[INSTRUCTIONS TO FOLLOW]:
Make an exact copy of all the entries, with the pictures left out.

== PROVIDED DATA

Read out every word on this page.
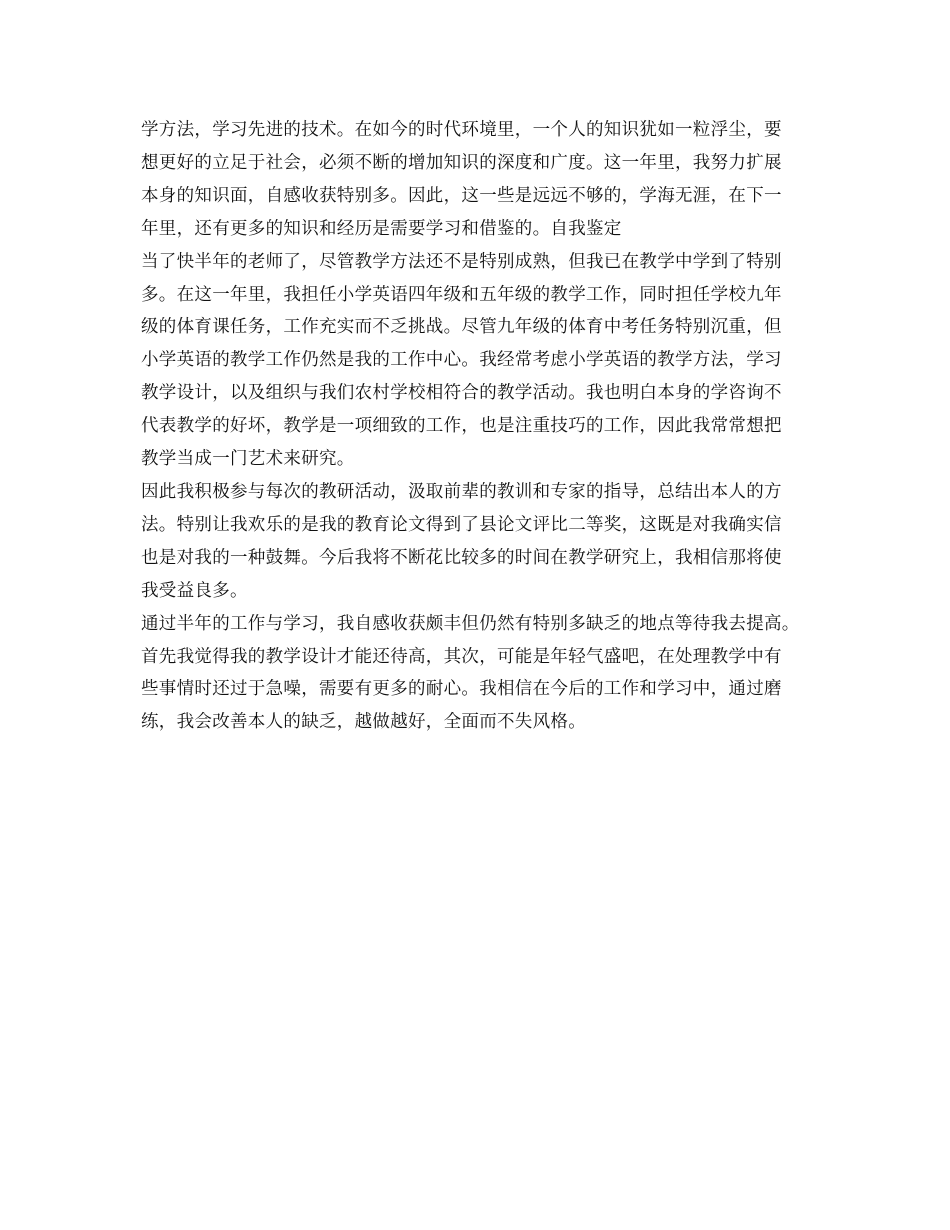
学方法，学习先进的技术。在如今的时代环境里，一个人的知识犹如一粒浮尘，要
想更好的立足于社会，必须不断的增加知识的深度和广度。这一年里，我努力扩展
本身的知识面，自感收获特别多。因此，这一些是远远不够的，学海无涯，在下一
年里，还有更多的知识和经历是需要学习和借鉴的。自我鉴定

当了快半年的老师了，尽管教学方法还不是特别成熟，但我已在教学中学到了特别
多。在这一年里，我担任小学英语四年级和五年级的教学工作，同时担任学校九年
级的体育课任务，工作充实而不乏挑战。尽管九年级的体育中考任务特别沉重，但
小学英语的教学工作仍然是我的工作中心。我经常考虑小学英语的教学方法，学习
教学设计，以及组织与我们农村学校相符合的教学活动。我也明白本身的学咨询不
代表教学的好坏，教学是一项细致的工作，也是注重技巧的工作，因此我常常想把
教学当成一门艺术来研究。

因此我积极参与每次的教研活动，汲取前辈的教训和专家的指导，总结出本人的方
法。特别让我欢乐的是我的教育论文得到了县论文评比二等奖，这既是对我确实信
也是对我的一种鼓舞。今后我将不断花比较多的时间在教学研究上，我相信那将使
我受益良多。

通过半年的工作与学习，我自感收获颇丰但仍然有特别多缺乏的地点等待我去提高。
首先我觉得我的教学设计才能还待高，其次，可能是年轻气盛吧，在处理教学中有
些事情时还过于急噪，需要有更多的耐心。我相信在今后的工作和学习中，通过磨
练，我会改善本人的缺乏，越做越好，全面而不失风格。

====

[WRITTEN RESPONSE]:
Read out every word on this page.
学方法，学习先进的技术。在如今的时代环境里，一个人的知识犹如一粒浮尘，要
想更好的立足于社会，必须不断的增加知识的深度和广度。这一年里，我努力扩展
本身的知识面，自感收获特别多。因此，这一些是远远不够的，学海无涯，在下一
年里，还有更多的知识和经历是需要学习和借鉴的。自我鉴定

当了快半年的老师了，尽管教学方法还不是特别成熟，但我已在教学中学到了特别
多。在这一年里，我担任小学英语四年级和五年级的教学工作，同时担任学校九年
级的体育课任务，工作充实而不乏挑战。尽管九年级的体育中考任务特别沉重，但
小学英语的教学工作仍然是我的工作中心。我经常考虑小学英语的教学方法，学习
教学设计，以及组织与我们农村学校相符合的教学活动。我也明白本身的学咨询不
代表教学的好坏，教学是一项细致的工作，也是注重技巧的工作，因此我常常想把
教学当成一门艺术来研究。

因此我积极参与每次的教研活动，汲取前辈的教训和专家的指导，总结出本人的方
法。特别让我欢乐的是我的教育论文得到了县论文评比二等奖，这既是对我确实信
也是对我的一种鼓舞。今后我将不断花比较多的时间在教学研究上，我相信那将使
我受益良多。

通过半年的工作与学习，我自感收获颇丰但仍然有特别多缺乏的地点等待我去提高。
首先我觉得我的教学设计才能还待高，其次，可能是年轻气盛吧，在处理教学中有
些事情时还过于急噪，需要有更多的耐心。我相信在今后的工作和学习中，通过磨
练，我会改善本人的缺乏，越做越好，全面而不失风格。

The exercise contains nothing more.